▸ AIM OF THE TASK
Copy out the complete listing, word for word.

━━━ ENTRIES SHOWN ━━━

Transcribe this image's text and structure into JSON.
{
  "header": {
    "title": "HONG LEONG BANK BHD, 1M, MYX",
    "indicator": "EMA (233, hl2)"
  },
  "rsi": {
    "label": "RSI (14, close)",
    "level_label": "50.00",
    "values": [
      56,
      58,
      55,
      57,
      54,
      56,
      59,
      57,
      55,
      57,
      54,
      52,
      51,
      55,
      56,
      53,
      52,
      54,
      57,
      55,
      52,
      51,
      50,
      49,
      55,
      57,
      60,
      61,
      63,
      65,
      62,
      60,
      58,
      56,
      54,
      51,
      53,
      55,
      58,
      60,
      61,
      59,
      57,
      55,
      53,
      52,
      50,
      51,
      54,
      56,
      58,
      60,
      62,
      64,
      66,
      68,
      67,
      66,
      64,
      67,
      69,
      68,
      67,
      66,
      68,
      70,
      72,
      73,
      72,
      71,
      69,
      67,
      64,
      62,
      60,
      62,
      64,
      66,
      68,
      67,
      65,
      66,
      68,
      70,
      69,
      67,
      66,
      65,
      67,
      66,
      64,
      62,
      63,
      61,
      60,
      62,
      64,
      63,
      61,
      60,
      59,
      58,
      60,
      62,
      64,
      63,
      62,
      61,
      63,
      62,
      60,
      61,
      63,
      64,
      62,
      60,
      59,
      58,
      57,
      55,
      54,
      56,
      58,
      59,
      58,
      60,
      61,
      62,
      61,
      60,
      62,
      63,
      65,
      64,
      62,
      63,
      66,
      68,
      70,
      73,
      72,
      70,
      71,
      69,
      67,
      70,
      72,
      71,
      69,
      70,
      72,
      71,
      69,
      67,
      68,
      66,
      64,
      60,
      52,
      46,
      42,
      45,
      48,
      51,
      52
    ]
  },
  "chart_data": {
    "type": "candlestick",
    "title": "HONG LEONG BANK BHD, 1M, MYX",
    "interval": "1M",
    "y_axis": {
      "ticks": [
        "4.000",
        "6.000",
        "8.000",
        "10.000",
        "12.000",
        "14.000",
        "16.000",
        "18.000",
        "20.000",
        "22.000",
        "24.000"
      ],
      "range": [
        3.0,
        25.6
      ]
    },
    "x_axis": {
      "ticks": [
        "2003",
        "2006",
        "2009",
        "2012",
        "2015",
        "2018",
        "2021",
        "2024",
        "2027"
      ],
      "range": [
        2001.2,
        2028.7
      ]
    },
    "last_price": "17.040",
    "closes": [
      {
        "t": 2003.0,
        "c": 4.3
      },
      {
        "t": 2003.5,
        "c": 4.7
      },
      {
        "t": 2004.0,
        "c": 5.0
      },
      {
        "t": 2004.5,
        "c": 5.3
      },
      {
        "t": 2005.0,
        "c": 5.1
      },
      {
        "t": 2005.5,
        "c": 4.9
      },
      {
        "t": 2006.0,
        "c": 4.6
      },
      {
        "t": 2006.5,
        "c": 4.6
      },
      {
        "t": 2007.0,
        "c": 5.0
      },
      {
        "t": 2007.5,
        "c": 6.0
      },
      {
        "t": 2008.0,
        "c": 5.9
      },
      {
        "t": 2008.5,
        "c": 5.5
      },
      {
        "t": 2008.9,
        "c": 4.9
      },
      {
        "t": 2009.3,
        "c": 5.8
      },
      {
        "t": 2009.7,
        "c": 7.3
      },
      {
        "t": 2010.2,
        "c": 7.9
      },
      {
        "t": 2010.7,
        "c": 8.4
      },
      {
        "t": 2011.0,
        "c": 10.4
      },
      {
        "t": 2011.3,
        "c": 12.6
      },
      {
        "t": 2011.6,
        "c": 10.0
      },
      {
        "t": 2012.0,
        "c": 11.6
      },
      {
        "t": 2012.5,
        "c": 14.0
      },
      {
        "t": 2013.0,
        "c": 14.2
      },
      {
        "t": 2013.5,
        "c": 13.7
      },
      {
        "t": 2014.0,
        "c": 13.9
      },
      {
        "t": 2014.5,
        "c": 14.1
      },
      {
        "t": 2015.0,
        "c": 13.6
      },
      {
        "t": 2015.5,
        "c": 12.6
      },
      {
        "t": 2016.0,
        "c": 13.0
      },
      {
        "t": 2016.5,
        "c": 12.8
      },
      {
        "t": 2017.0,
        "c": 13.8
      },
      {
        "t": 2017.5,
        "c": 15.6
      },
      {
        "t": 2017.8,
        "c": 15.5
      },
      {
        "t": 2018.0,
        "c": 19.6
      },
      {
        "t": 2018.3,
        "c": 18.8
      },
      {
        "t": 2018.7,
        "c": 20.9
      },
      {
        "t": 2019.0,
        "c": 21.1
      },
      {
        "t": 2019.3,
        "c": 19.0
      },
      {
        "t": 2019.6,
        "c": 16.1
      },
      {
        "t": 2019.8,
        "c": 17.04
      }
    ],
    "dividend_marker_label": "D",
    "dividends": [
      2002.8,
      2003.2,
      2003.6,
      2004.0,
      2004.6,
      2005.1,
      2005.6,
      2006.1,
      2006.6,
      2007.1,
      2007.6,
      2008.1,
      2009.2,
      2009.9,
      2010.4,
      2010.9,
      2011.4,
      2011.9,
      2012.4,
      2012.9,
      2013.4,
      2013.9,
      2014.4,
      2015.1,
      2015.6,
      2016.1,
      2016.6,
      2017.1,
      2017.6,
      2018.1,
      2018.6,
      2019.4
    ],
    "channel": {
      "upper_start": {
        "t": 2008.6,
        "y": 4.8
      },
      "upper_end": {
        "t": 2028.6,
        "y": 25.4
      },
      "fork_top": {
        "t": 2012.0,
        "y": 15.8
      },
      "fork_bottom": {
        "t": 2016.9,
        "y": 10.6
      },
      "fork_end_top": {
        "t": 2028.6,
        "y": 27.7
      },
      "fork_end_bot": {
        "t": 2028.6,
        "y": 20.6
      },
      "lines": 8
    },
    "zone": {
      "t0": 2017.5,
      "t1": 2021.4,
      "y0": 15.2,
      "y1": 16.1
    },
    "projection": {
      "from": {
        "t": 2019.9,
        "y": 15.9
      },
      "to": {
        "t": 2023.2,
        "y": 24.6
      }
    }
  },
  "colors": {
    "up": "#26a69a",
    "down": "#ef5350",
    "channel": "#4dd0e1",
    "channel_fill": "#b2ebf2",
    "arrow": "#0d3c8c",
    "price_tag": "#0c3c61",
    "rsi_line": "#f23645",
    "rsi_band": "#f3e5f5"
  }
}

━━━

▸ THE SOLUTION
Transcribe this image's text and structure into JSON.
{
  "header": {
    "title": "HONG LEONG BANK BHD, 1M, MYX",
    "indicator": "EMA (233, hl2)"
  },
  "rsi": {
    "label": "RSI (14, close)",
    "level_label": "50.00",
    "values": [
      56,
      58,
      55,
      57,
      54,
      56,
      59,
      57,
      55,
      57,
      54,
      52,
      51,
      55,
      56,
      53,
      52,
      54,
      57,
      55,
      52,
      51,
      50,
      49,
      55,
      57,
      60,
      61,
      63,
      65,
      62,
      60,
      58,
      56,
      54,
      51,
      53,
      55,
      58,
      60,
      61,
      59,
      57,
      55,
      53,
      52,
      50,
      51,
      54,
      56,
      58,
      60,
      62,
      64,
      66,
      68,
      67,
      66,
      64,
      67,
      69,
      68,
      67,
      66,
      68,
      70,
      72,
      73,
      72,
      71,
      69,
      67,
      64,
      62,
      60,
      62,
      64,
      66,
      68,
      67,
      65,
      66,
      68,
      70,
      69,
      67,
      66,
      65,
      67,
      66,
      64,
      62,
      63,
      61,
      60,
      62,
      64,
      63,
      61,
      60,
      59,
      58,
      60,
      62,
      64,
      63,
      62,
      61,
      63,
      62,
      60,
      61,
      63,
      64,
      62,
      60,
      59,
      58,
      57,
      55,
      54,
      56,
      58,
      59,
      58,
      60,
      61,
      62,
      61,
      60,
      62,
      63,
      65,
      64,
      62,
      63,
      66,
      68,
      70,
      73,
      72,
      70,
      71,
      69,
      67,
      70,
      72,
      71,
      69,
      70,
      72,
      71,
      69,
      67,
      68,
      66,
      64,
      60,
      52,
      46,
      42,
      45,
      48,
      51,
      52
    ]
  },
  "chart_data": {
    "type": "candlestick",
    "title": "HONG LEONG BANK BHD, 1M, MYX",
    "interval": "1M",
    "y_axis": {
      "ticks": [
        "4.000",
        "6.000",
        "8.000",
        "10.000",
        "12.000",
        "14.000",
        "16.000",
        "18.000",
        "20.000",
        "22.000",
        "24.000"
      ],
      "range": [
        3.0,
        25.6
      ]
    },
    "x_axis": {
      "ticks": [
        "2003",
        "2006",
        "2009",
        "2012",
        "2015",
        "2018",
        "2021",
        "2024",
        "2027"
      ],
      "range": [
        2001.2,
        2028.7
      ]
    },
    "last_price": "17.040",
    "closes": [
      {
        "t": 2003.0,
        "c": 4.3
      },
      {
        "t": 2003.5,
        "c": 4.7
      },
      {
        "t": 2004.0,
        "c": 5.0
      },
      {
        "t": 2004.5,
        "c": 5.3
      },
      {
        "t": 2005.0,
        "c": 5.1
      },
      {
        "t": 2005.5,
        "c": 4.9
      },
      {
        "t": 2006.0,
        "c": 4.6
      },
      {
        "t": 2006.5,
        "c": 4.6
      },
      {
        "t": 2007.0,
        "c": 5.0
      },
      {
        "t": 2007.5,
        "c": 6.0
      },
      {
        "t": 2008.0,
        "c": 5.9
      },
      {
        "t": 2008.5,
        "c": 5.5
      },
      {
        "t": 2008.9,
        "c": 4.9
      },
      {
        "t": 2009.3,
        "c": 5.8
      },
      {
        "t": 2009.7,
        "c": 7.3
      },
      {
        "t": 2010.2,
        "c": 7.9
      },
      {
        "t": 2010.7,
        "c": 8.4
      },
      {
        "t": 2011.0,
        "c": 10.4
      },
      {
        "t": 2011.3,
        "c": 12.6
      },
      {
        "t": 2011.6,
        "c": 10.0
      },
      {
        "t": 2012.0,
        "c": 11.6
      },
      {
        "t": 2012.5,
        "c": 14.0
      },
      {
        "t": 2013.0,
        "c": 14.2
      },
      {
        "t": 2013.5,
        "c": 13.7
      },
      {
        "t": 2014.0,
        "c": 13.9
      },
      {
        "t": 2014.5,
        "c": 14.1
      },
      {
        "t": 2015.0,
        "c": 13.6
      },
      {
        "t": 2015.5,
        "c": 12.6
      },
      {
        "t": 2016.0,
        "c": 13.0
      },
      {
        "t": 2016.5,
        "c": 12.8
      },
      {
        "t": 2017.0,
        "c": 13.8
      },
      {
        "t": 2017.5,
        "c": 15.6
      },
      {
        "t": 2017.8,
        "c": 15.5
      },
      {
        "t": 2018.0,
        "c": 19.6
      },
      {
        "t": 2018.3,
        "c": 18.8
      },
      {
        "t": 2018.7,
        "c": 20.9
      },
      {
        "t": 2019.0,
        "c": 21.1
      },
      {
        "t": 2019.3,
        "c": 19.0
      },
      {
        "t": 2019.6,
        "c": 16.1
      },
      {
        "t": 2019.8,
        "c": 17.04
      }
    ],
    "dividend_marker_label": "D",
    "dividends": [
      2002.8,
      2003.2,
      2003.6,
      2004.0,
      2004.6,
      2005.1,
      2005.6,
      2006.1,
      2006.6,
      2007.1,
      2007.6,
      2008.1,
      2009.2,
      2009.9,
      2010.4,
      2010.9,
      2011.4,
      2011.9,
      2012.4,
      2012.9,
      2013.4,
      2013.9,
      2014.4,
      2015.1,
      2015.6,
      2016.1,
      2016.6,
      2017.1,
      2017.6,
      2018.1,
      2018.6,
      2019.4
    ],
    "channel": {
      "upper_start": {
        "t": 2008.6,
        "y": 4.8
      },
      "upper_end": {
        "t": 2028.6,
        "y": 25.4
      },
      "fork_top": {
        "t": 2012.0,
        "y": 15.8
      },
      "fork_bottom": {
        "t": 2016.9,
        "y": 10.6
      },
      "fork_end_top": {
        "t": 2028.6,
        "y": 27.7
      },
      "fork_end_bot": {
        "t": 2028.6,
        "y": 20.6
      },
      "lines": 8
    },
    "zone": {
      "t0": 2017.5,
      "t1": 2021.4,
      "y0": 15.2,
      "y1": 16.1
    },
    "projection": {
      "from": {
        "t": 2019.9,
        "y": 15.9
      },
      "to": {
        "t": 2023.2,
        "y": 24.6
      }
    }
  },
  "colors": {
    "up": "#26a69a",
    "down": "#ef5350",
    "channel": "#4dd0e1",
    "channel_fill": "#b2ebf2",
    "arrow": "#0d3c8c",
    "price_tag": "#0c3c61",
    "rsi_line": "#f23645",
    "rsi_band": "#f3e5f5"
  }
}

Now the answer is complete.